Exercise task — From the listing below, pull out each line that contains the string "label", and leave out all other lines.

Visual layout annotation listing —
>>
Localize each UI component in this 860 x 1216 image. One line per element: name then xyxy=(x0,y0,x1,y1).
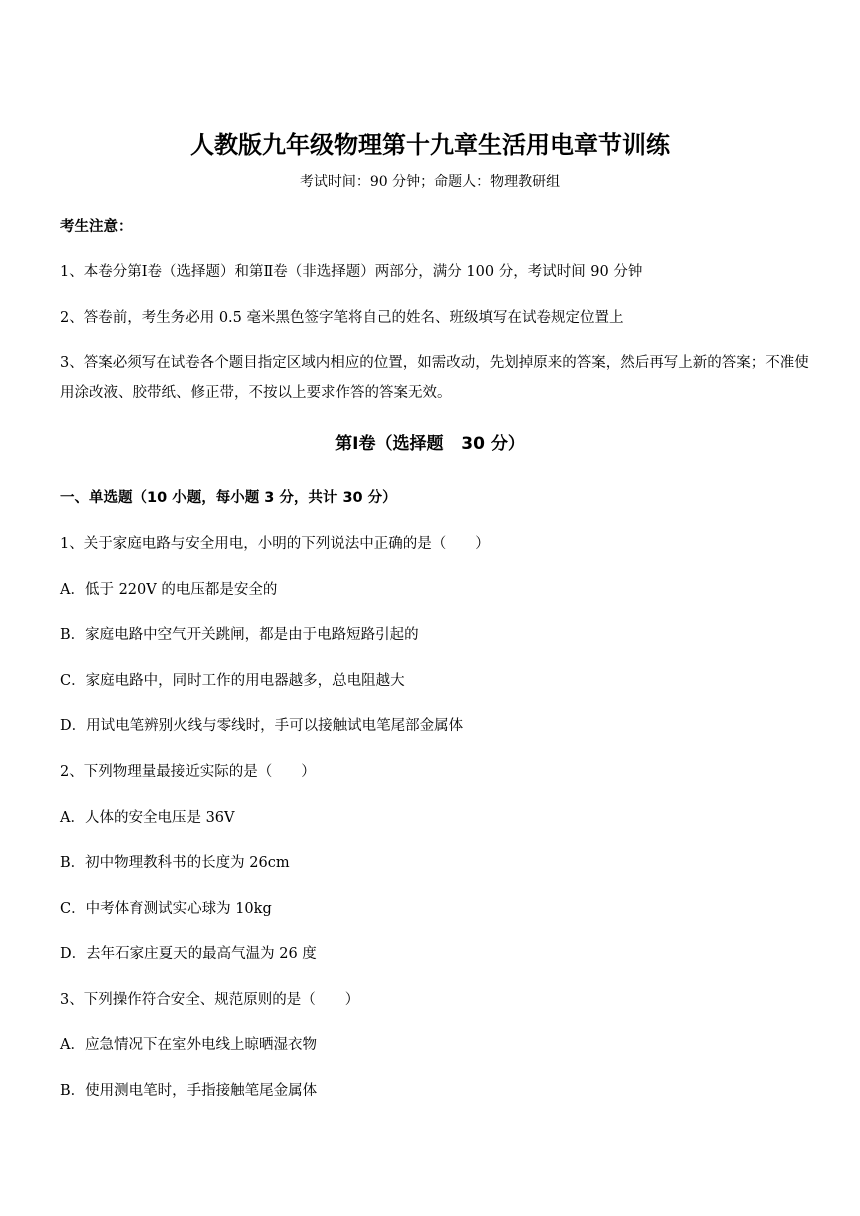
question-2-option-c: C．中考体育测试实心球为 10kg xyxy=(60,901,272,917)
notice-item-1: 1、本卷分第Ⅰ卷（选择题）和第Ⅱ卷（非选择题）两部分，满分 100 分，考试时间 90 分钟 xyxy=(60,264,643,280)
section-title: 第Ⅰ卷（选择题 30 分） xyxy=(335,434,525,454)
notice-heading: 考生注意： xyxy=(60,219,133,235)
question-1-stem: 1、关于家庭电路与安全用电，小明的下列说法中正确的是（ ） xyxy=(60,536,490,552)
question-1-option-c: C．家庭电路中，同时工作的用电器越多，总电阻越大 xyxy=(60,673,405,689)
notice-item-3: 3、答案必须写在试卷各个题目指定区域内相应的位置，如需改动，先划掉原来的答案，然后再写上新的答案；不准使用涂改液、胶带纸、修正带，不按以上要求作答的答案无效。 xyxy=(60,355,809,401)
question-2-option-b: B．初中物理教科书的长度为 26cm xyxy=(60,855,290,871)
part-heading: 一、单选题（10 小题，每小题 3 分，共计 30 分） xyxy=(60,490,397,506)
question-2-option-d: D．去年石家庄夏天的最高气温为 26 度 xyxy=(60,946,317,962)
notice-item-2: 2、答卷前，考生务必用 0.5 毫米黑色签字笔将自己的姓名、班级填写在试卷规定位置上 xyxy=(60,310,624,326)
question-1-option-d: D．用试电笔辨别火线与零线时，手可以接触试电笔尾部金属体 xyxy=(60,718,464,734)
question-3-option-b: B．使用测电笔时，手指接触笔尾金属体 xyxy=(60,1083,318,1099)
document-title: 人教版九年级物理第十九章生活用电章节训练 xyxy=(190,131,670,159)
question-2-stem: 2、下列物理量最接近实际的是（ ） xyxy=(60,764,316,780)
question-2-option-a: A．人体的安全电压是 36V xyxy=(60,810,235,826)
question-1-option-a: A．低于 220V 的电压都是安全的 xyxy=(60,582,278,598)
question-1-option-b: B．家庭电路中空气开关跳闸，都是由于电路短路引起的 xyxy=(60,627,419,643)
question-3-option-a: A．应急情况下在室外电线上晾晒湿衣物 xyxy=(60,1037,317,1053)
exam-info: 考试时间：90 分钟；命题人：物理教研组 xyxy=(299,174,561,190)
question-3-stem: 3、下列操作符合安全、规范原则的是（ ） xyxy=(60,992,360,1008)
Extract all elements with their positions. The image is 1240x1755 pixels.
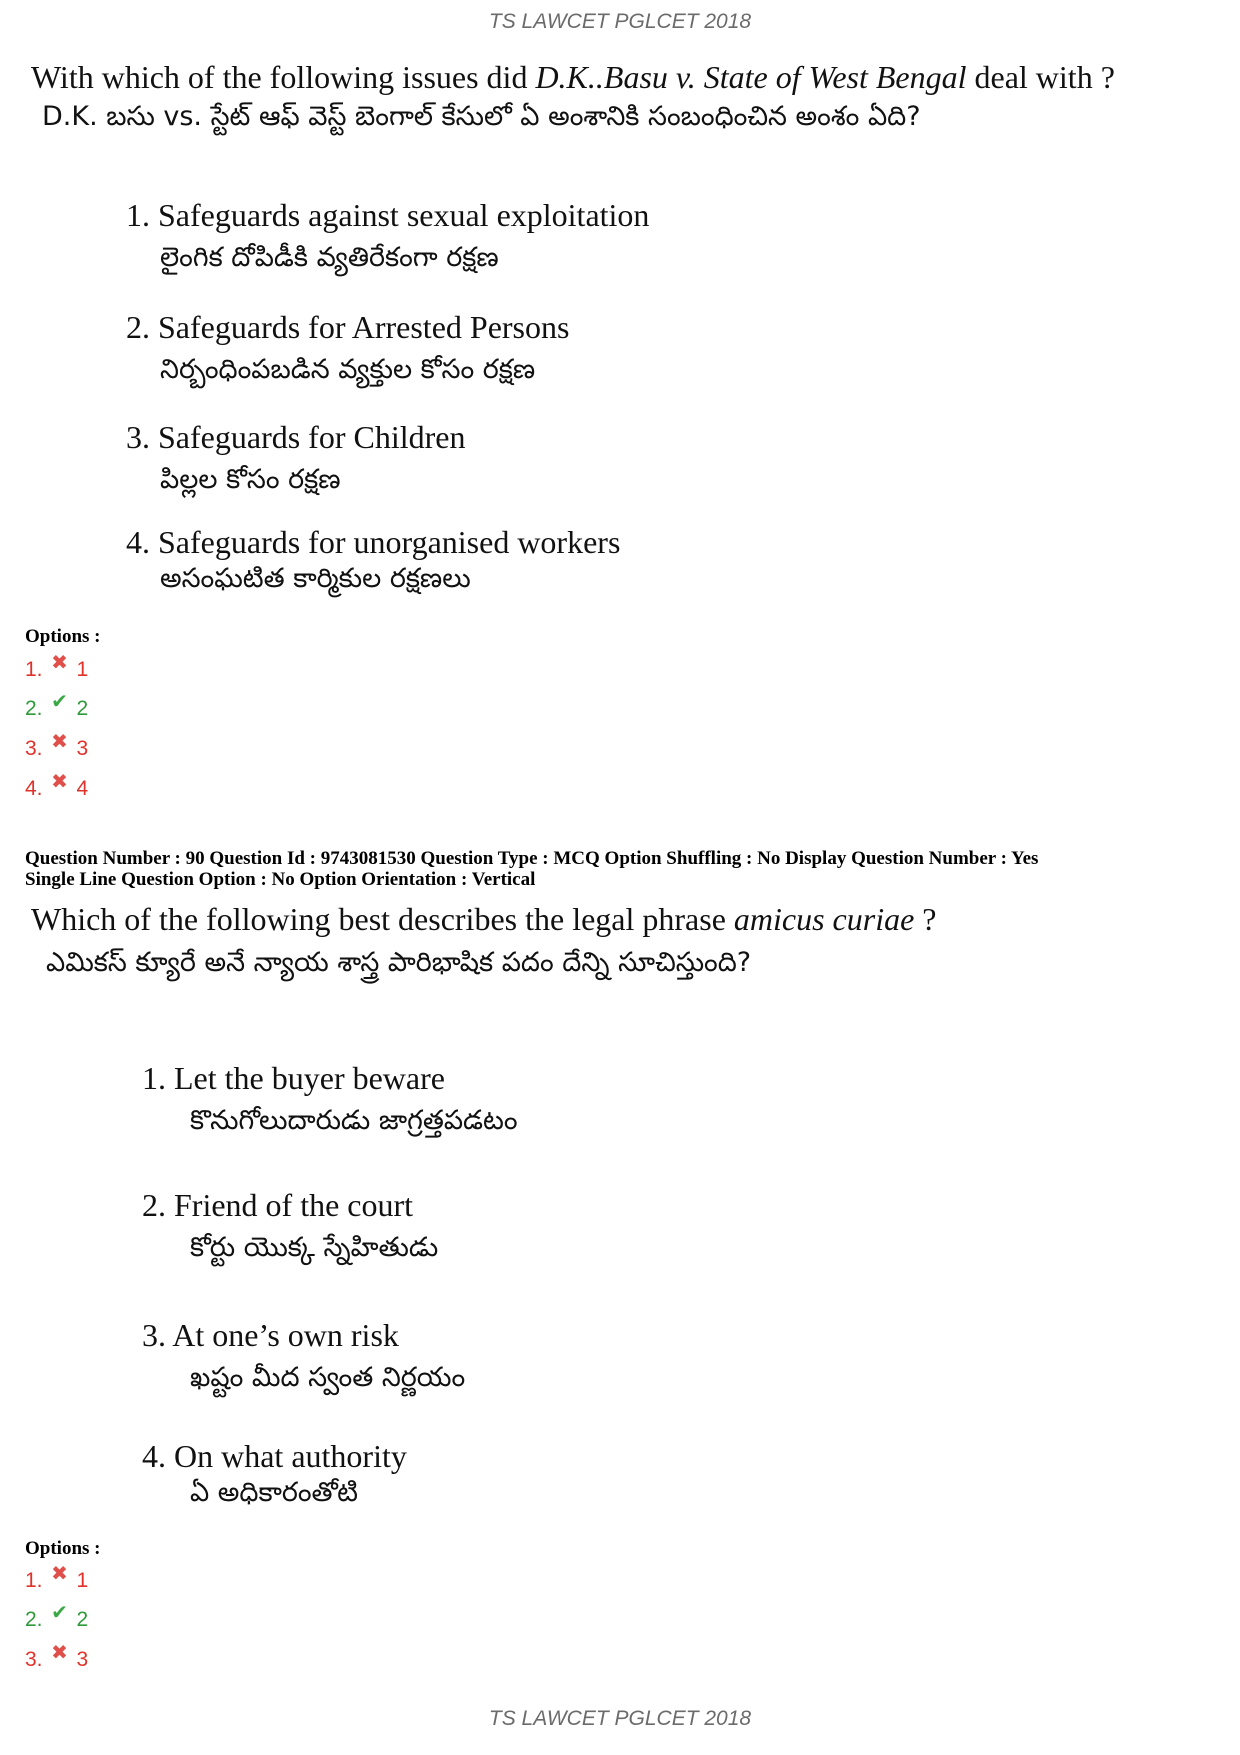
stem-text-end: ? bbox=[914, 901, 937, 937]
cross-icon: ✖ bbox=[51, 1563, 68, 1585]
question-90-choice-3 bbox=[142, 1316, 465, 1396]
choice-english: 4. On what authority bbox=[142, 1438, 407, 1474]
option-number: 2. bbox=[25, 697, 43, 720]
page-footer: TS LAWCET PGLCET 2018 bbox=[488, 1707, 752, 1730]
option-value: 1 bbox=[76, 1569, 89, 1592]
choice-telugu: అసంఘటిత కార్మికుల రక్షణలు bbox=[160, 563, 471, 594]
option-number: 2. bbox=[25, 1608, 43, 1631]
choice-telugu: లైంగిక దోపిడీకి వ్యతిరేకంగా రక్షణ bbox=[160, 242, 499, 273]
choice-english: 2. Friend of the court bbox=[142, 1187, 414, 1223]
choice-english: 4. Safeguards for unorganised workers bbox=[126, 524, 621, 560]
option-value: 3 bbox=[76, 737, 89, 760]
option-value: 4 bbox=[76, 777, 89, 800]
question-1-option-2 bbox=[25, 691, 89, 724]
stem-text-end: deal with ? bbox=[966, 59, 1115, 95]
option-number: 3. bbox=[25, 1648, 43, 1671]
choice-english: 1. Safeguards against sexual exploitation bbox=[126, 197, 650, 233]
cross-icon: ✖ bbox=[51, 731, 68, 753]
question-90-choice-2 bbox=[142, 1186, 438, 1266]
option-number: 3. bbox=[25, 737, 43, 760]
stem-text: Which of the following best describes the legal phrase bbox=[31, 901, 734, 937]
case-name: D.K..Basu v. State of West Bengal bbox=[535, 59, 967, 95]
question-meta-line-1: Question Number : 90 Question Id : 9743081530 Question Type : MCQ Option Shuffling : No Display Question Number : Yes bbox=[25, 848, 1039, 869]
option-number: 1. bbox=[25, 1569, 43, 1592]
choice-english: 3. Safeguards for Children bbox=[126, 419, 466, 455]
cross-icon: ✖ bbox=[51, 652, 68, 674]
option-value: 2 bbox=[76, 697, 89, 720]
question-1-choice-2 bbox=[126, 308, 569, 388]
option-value: 2 bbox=[76, 1608, 89, 1631]
option-number: 1. bbox=[25, 658, 43, 681]
choice-telugu: కోర్టు యొక్క స్నేహితుడు bbox=[190, 1232, 439, 1263]
options-label: Options : bbox=[25, 1538, 101, 1559]
choice-english: 3. At one’s own risk bbox=[142, 1317, 399, 1353]
choice-english: 1. Let the buyer beware bbox=[142, 1060, 445, 1096]
choice-telugu: ఏ అధికారంతోటి bbox=[190, 1477, 358, 1508]
question-90-stem-telugu: ఎమికస్ క్యూరే అనే న్యాయ శాస్త్ర పారిభాషిక పదం దేన్ని సూచిస్తుంది? bbox=[46, 947, 752, 978]
question-meta-line-2: Single Line Question Option : No Option Orientation : Vertical bbox=[25, 869, 536, 890]
question-1-choice-4 bbox=[126, 523, 620, 597]
stem-text: With which of the following issues did bbox=[31, 59, 536, 95]
question-1-option-4 bbox=[25, 771, 89, 804]
question-90-choice-4 bbox=[142, 1437, 407, 1511]
choice-english: 2. Safeguards for Arrested Persons bbox=[126, 309, 570, 345]
checkmark-icon: ✔ bbox=[51, 691, 68, 713]
option-value: 1 bbox=[76, 658, 89, 681]
question-90-option-1 bbox=[25, 1563, 89, 1596]
options-label: Options : bbox=[25, 626, 101, 647]
page-header: TS LAWCET PGLCET 2018 bbox=[488, 10, 752, 33]
choice-telugu: ఖష్టం మీద స్వంత నిర్ణయం bbox=[190, 1362, 466, 1393]
question-1-stem-telugu: D.K. బసు vs. స్టేట్ ఆఫ్ వెస్ట్ బెంగాల్ కేసులో ఏ అంశానికి సంబంధించిన అంశం ఏది? bbox=[42, 101, 921, 132]
question-1-choice-3 bbox=[126, 418, 465, 498]
question-1-stem-english bbox=[31, 58, 1115, 96]
question-1-choice-1 bbox=[126, 196, 649, 276]
question-90-choice-1 bbox=[142, 1059, 518, 1139]
choice-telugu: కొనుగోలుదారుడు జాగ్రత్తపడటం bbox=[190, 1105, 518, 1136]
cross-icon: ✖ bbox=[51, 771, 68, 793]
question-90-option-3 bbox=[25, 1642, 89, 1675]
checkmark-icon: ✔ bbox=[51, 1602, 68, 1624]
option-number: 4. bbox=[25, 777, 43, 800]
question-90-stem-english bbox=[31, 900, 937, 938]
question-1-option-3 bbox=[25, 731, 89, 764]
question-90-option-2 bbox=[25, 1602, 89, 1635]
option-value: 3 bbox=[76, 1648, 89, 1671]
latin-phrase: amicus curiae bbox=[733, 901, 915, 937]
question-1-option-1 bbox=[25, 652, 89, 685]
cross-icon: ✖ bbox=[51, 1642, 68, 1664]
choice-telugu: పిల్లల కోసం రక్షణ bbox=[160, 464, 341, 495]
choice-telugu: నిర్బంధింపబడిన వ్యక్తుల కోసం రక్షణ bbox=[160, 354, 536, 385]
<<
Solution to the problem —
options-label: Options : bbox=[25, 1538, 101, 1559]
options-label: Options : bbox=[25, 626, 101, 647]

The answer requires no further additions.